## Begin The records

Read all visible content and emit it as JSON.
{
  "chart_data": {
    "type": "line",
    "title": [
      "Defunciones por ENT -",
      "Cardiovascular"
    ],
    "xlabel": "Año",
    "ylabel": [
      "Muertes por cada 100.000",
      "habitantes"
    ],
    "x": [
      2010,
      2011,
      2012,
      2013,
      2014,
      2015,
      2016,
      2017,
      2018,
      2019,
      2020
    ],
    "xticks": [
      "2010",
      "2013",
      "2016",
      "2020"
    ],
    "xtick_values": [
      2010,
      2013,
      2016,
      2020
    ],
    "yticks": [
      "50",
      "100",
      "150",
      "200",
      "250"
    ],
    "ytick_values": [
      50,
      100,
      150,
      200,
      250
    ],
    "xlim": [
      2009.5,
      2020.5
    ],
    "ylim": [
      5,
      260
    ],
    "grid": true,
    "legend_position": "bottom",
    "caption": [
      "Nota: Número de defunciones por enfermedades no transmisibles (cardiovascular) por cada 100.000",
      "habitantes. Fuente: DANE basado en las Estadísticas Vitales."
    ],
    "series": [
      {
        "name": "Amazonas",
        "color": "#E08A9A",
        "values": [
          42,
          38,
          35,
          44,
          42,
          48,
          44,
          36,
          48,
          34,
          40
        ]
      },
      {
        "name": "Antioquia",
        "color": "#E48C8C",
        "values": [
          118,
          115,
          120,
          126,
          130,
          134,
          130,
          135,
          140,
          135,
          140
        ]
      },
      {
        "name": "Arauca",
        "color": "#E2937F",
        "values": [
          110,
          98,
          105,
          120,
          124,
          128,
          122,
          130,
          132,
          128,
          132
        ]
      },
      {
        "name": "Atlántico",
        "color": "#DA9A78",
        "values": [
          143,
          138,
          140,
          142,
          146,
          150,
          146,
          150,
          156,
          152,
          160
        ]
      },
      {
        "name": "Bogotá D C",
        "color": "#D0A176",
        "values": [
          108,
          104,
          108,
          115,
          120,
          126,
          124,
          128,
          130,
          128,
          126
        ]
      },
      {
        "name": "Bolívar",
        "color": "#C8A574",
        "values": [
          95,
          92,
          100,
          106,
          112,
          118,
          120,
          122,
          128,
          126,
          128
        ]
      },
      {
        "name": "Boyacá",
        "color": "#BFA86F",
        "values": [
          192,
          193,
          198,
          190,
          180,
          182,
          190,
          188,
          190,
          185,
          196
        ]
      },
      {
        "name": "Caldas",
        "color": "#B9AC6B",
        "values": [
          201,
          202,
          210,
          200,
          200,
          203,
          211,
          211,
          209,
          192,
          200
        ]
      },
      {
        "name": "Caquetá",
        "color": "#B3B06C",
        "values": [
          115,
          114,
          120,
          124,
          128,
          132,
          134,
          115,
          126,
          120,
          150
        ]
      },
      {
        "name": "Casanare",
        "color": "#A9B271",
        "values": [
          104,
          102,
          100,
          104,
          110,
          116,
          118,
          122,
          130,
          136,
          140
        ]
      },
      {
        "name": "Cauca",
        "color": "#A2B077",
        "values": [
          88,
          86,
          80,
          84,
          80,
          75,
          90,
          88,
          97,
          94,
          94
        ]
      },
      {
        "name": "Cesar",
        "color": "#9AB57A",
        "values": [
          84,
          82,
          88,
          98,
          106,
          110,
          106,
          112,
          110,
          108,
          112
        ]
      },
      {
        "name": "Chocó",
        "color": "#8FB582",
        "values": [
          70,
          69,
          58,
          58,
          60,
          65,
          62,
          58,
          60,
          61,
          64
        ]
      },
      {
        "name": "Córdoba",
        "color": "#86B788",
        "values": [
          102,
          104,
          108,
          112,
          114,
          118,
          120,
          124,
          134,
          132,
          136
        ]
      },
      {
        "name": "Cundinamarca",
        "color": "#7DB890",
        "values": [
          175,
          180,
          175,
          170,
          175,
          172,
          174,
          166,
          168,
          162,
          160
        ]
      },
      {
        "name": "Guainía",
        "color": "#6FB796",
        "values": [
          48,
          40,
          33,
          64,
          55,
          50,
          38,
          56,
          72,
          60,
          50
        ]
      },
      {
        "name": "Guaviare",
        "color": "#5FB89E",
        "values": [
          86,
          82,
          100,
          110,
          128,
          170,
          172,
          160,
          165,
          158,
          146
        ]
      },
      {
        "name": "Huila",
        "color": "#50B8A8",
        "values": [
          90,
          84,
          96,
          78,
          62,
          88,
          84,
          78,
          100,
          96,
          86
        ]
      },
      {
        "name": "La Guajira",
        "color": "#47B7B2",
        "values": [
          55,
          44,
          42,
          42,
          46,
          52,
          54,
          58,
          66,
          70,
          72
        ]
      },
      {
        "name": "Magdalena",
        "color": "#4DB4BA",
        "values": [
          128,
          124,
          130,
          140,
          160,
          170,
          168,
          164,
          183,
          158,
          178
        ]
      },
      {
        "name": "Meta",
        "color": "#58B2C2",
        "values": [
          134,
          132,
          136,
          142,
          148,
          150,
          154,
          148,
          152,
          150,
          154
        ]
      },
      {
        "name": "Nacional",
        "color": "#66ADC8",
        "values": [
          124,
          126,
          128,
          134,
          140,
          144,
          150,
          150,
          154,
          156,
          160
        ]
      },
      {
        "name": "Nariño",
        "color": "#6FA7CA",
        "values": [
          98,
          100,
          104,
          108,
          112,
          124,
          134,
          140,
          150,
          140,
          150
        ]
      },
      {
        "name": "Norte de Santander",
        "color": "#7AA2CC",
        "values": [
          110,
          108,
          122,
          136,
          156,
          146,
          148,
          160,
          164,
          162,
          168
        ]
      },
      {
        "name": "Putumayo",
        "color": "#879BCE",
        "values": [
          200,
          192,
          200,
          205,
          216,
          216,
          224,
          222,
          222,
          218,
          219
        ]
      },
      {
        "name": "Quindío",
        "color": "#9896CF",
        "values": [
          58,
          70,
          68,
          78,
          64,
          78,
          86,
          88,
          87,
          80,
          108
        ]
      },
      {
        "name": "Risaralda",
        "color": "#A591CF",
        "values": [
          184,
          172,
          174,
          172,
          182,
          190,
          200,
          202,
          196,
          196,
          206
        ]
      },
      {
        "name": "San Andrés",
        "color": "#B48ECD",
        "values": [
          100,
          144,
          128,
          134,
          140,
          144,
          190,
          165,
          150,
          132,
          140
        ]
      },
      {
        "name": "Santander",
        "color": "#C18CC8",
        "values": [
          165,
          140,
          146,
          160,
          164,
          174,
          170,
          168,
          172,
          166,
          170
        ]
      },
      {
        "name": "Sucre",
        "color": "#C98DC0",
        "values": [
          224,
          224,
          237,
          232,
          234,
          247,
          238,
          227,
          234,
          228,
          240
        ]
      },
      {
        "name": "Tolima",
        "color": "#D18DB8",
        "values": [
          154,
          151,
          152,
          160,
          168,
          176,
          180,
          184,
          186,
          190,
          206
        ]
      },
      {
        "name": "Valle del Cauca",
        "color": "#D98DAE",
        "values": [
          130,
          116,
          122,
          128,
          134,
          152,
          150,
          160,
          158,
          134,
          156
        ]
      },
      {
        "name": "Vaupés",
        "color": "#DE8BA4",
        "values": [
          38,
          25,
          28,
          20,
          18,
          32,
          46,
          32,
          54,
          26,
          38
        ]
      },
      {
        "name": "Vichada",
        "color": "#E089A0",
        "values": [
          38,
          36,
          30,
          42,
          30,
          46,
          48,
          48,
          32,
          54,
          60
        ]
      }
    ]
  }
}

## End The records

Reproduce all the data word for word.

Read all visible content and emit it as JSON.
{
  "chart_data": {
    "type": "line",
    "title": [
      "Defunciones por ENT -",
      "Cardiovascular"
    ],
    "xlabel": "Año",
    "ylabel": [
      "Muertes por cada 100.000",
      "habitantes"
    ],
    "x": [
      2010,
      2011,
      2012,
      2013,
      2014,
      2015,
      2016,
      2017,
      2018,
      2019,
      2020
    ],
    "xticks": [
      "2010",
      "2013",
      "2016",
      "2020"
    ],
    "xtick_values": [
      2010,
      2013,
      2016,
      2020
    ],
    "yticks": [
      "50",
      "100",
      "150",
      "200",
      "250"
    ],
    "ytick_values": [
      50,
      100,
      150,
      200,
      250
    ],
    "xlim": [
      2009.5,
      2020.5
    ],
    "ylim": [
      5,
      260
    ],
    "grid": true,
    "legend_position": "bottom",
    "caption": [
      "Nota: Número de defunciones por enfermedades no transmisibles (cardiovascular) por cada 100.000",
      "habitantes. Fuente: DANE basado en las Estadísticas Vitales."
    ],
    "series": [
      {
        "name": "Amazonas",
        "color": "#E08A9A",
        "values": [
          42,
          38,
          35,
          44,
          42,
          48,
          44,
          36,
          48,
          34,
          40
        ]
      },
      {
        "name": "Antioquia",
        "color": "#E48C8C",
        "values": [
          118,
          115,
          120,
          126,
          130,
          134,
          130,
          135,
          140,
          135,
          140
        ]
      },
      {
        "name": "Arauca",
        "color": "#E2937F",
        "values": [
          110,
          98,
          105,
          120,
          124,
          128,
          122,
          130,
          132,
          128,
          132
        ]
      },
      {
        "name": "Atlántico",
        "color": "#DA9A78",
        "values": [
          143,
          138,
          140,
          142,
          146,
          150,
          146,
          150,
          156,
          152,
          160
        ]
      },
      {
        "name": "Bogotá D C",
        "color": "#D0A176",
        "values": [
          108,
          104,
          108,
          115,
          120,
          126,
          124,
          128,
          130,
          128,
          126
        ]
      },
      {
        "name": "Bolívar",
        "color": "#C8A574",
        "values": [
          95,
          92,
          100,
          106,
          112,
          118,
          120,
          122,
          128,
          126,
          128
        ]
      },
      {
        "name": "Boyacá",
        "color": "#BFA86F",
        "values": [
          192,
          193,
          198,
          190,
          180,
          182,
          190,
          188,
          190,
          185,
          196
        ]
      },
      {
        "name": "Caldas",
        "color": "#B9AC6B",
        "values": [
          201,
          202,
          210,
          200,
          200,
          203,
          211,
          211,
          209,
          192,
          200
        ]
      },
      {
        "name": "Caquetá",
        "color": "#B3B06C",
        "values": [
          115,
          114,
          120,
          124,
          128,
          132,
          134,
          115,
          126,
          120,
          150
        ]
      },
      {
        "name": "Casanare",
        "color": "#A9B271",
        "values": [
          104,
          102,
          100,
          104,
          110,
          116,
          118,
          122,
          130,
          136,
          140
        ]
      },
      {
        "name": "Cauca",
        "color": "#A2B077",
        "values": [
          88,
          86,
          80,
          84,
          80,
          75,
          90,
          88,
          97,
          94,
          94
        ]
      },
      {
        "name": "Cesar",
        "color": "#9AB57A",
        "values": [
          84,
          82,
          88,
          98,
          106,
          110,
          106,
          112,
          110,
          108,
          112
        ]
      },
      {
        "name": "Chocó",
        "color": "#8FB582",
        "values": [
          70,
          69,
          58,
          58,
          60,
          65,
          62,
          58,
          60,
          61,
          64
        ]
      },
      {
        "name": "Córdoba",
        "color": "#86B788",
        "values": [
          102,
          104,
          108,
          112,
          114,
          118,
          120,
          124,
          134,
          132,
          136
        ]
      },
      {
        "name": "Cundinamarca",
        "color": "#7DB890",
        "values": [
          175,
          180,
          175,
          170,
          175,
          172,
          174,
          166,
          168,
          162,
          160
        ]
      },
      {
        "name": "Guainía",
        "color": "#6FB796",
        "values": [
          48,
          40,
          33,
          64,
          55,
          50,
          38,
          56,
          72,
          60,
          50
        ]
      },
      {
        "name": "Guaviare",
        "color": "#5FB89E",
        "values": [
          86,
          82,
          100,
          110,
          128,
          170,
          172,
          160,
          165,
          158,
          146
        ]
      },
      {
        "name": "Huila",
        "color": "#50B8A8",
        "values": [
          90,
          84,
          96,
          78,
          62,
          88,
          84,
          78,
          100,
          96,
          86
        ]
      },
      {
        "name": "La Guajira",
        "color": "#47B7B2",
        "values": [
          55,
          44,
          42,
          42,
          46,
          52,
          54,
          58,
          66,
          70,
          72
        ]
      },
      {
        "name": "Magdalena",
        "color": "#4DB4BA",
        "values": [
          128,
          124,
          130,
          140,
          160,
          170,
          168,
          164,
          183,
          158,
          178
        ]
      },
      {
        "name": "Meta",
        "color": "#58B2C2",
        "values": [
          134,
          132,
          136,
          142,
          148,
          150,
          154,
          148,
          152,
          150,
          154
        ]
      },
      {
        "name": "Nacional",
        "color": "#66ADC8",
        "values": [
          124,
          126,
          128,
          134,
          140,
          144,
          150,
          150,
          154,
          156,
          160
        ]
      },
      {
        "name": "Nariño",
        "color": "#6FA7CA",
        "values": [
          98,
          100,
          104,
          108,
          112,
          124,
          134,
          140,
          150,
          140,
          150
        ]
      },
      {
        "name": "Norte de Santander",
        "color": "#7AA2CC",
        "values": [
          110,
          108,
          122,
          136,
          156,
          146,
          148,
          160,
          164,
          162,
          168
        ]
      },
      {
        "name": "Putumayo",
        "color": "#879BCE",
        "values": [
          200,
          192,
          200,
          205,
          216,
          216,
          224,
          222,
          222,
          218,
          219
        ]
      },
      {
        "name": "Quindío",
        "color": "#9896CF",
        "values": [
          58,
          70,
          68,
          78,
          64,
          78,
          86,
          88,
          87,
          80,
          108
        ]
      },
      {
        "name": "Risaralda",
        "color": "#A591CF",
        "values": [
          184,
          172,
          174,
          172,
          182,
          190,
          200,
          202,
          196,
          196,
          206
        ]
      },
      {
        "name": "San Andrés",
        "color": "#B48ECD",
        "values": [
          100,
          144,
          128,
          134,
          140,
          144,
          190,
          165,
          150,
          132,
          140
        ]
      },
      {
        "name": "Santander",
        "color": "#C18CC8",
        "values": [
          165,
          140,
          146,
          160,
          164,
          174,
          170,
          168,
          172,
          166,
          170
        ]
      },
      {
        "name": "Sucre",
        "color": "#C98DC0",
        "values": [
          224,
          224,
          237,
          232,
          234,
          247,
          238,
          227,
          234,
          228,
          240
        ]
      },
      {
        "name": "Tolima",
        "color": "#D18DB8",
        "values": [
          154,
          151,
          152,
          160,
          168,
          176,
          180,
          184,
          186,
          190,
          206
        ]
      },
      {
        "name": "Valle del Cauca",
        "color": "#D98DAE",
        "values": [
          130,
          116,
          122,
          128,
          134,
          152,
          150,
          160,
          158,
          134,
          156
        ]
      },
      {
        "name": "Vaupés",
        "color": "#DE8BA4",
        "values": [
          38,
          25,
          28,
          20,
          18,
          32,
          46,
          32,
          54,
          26,
          38
        ]
      },
      {
        "name": "Vichada",
        "color": "#E089A0",
        "values": [
          38,
          36,
          30,
          42,
          30,
          46,
          48,
          48,
          32,
          54,
          60
        ]
      }
    ]
  }
}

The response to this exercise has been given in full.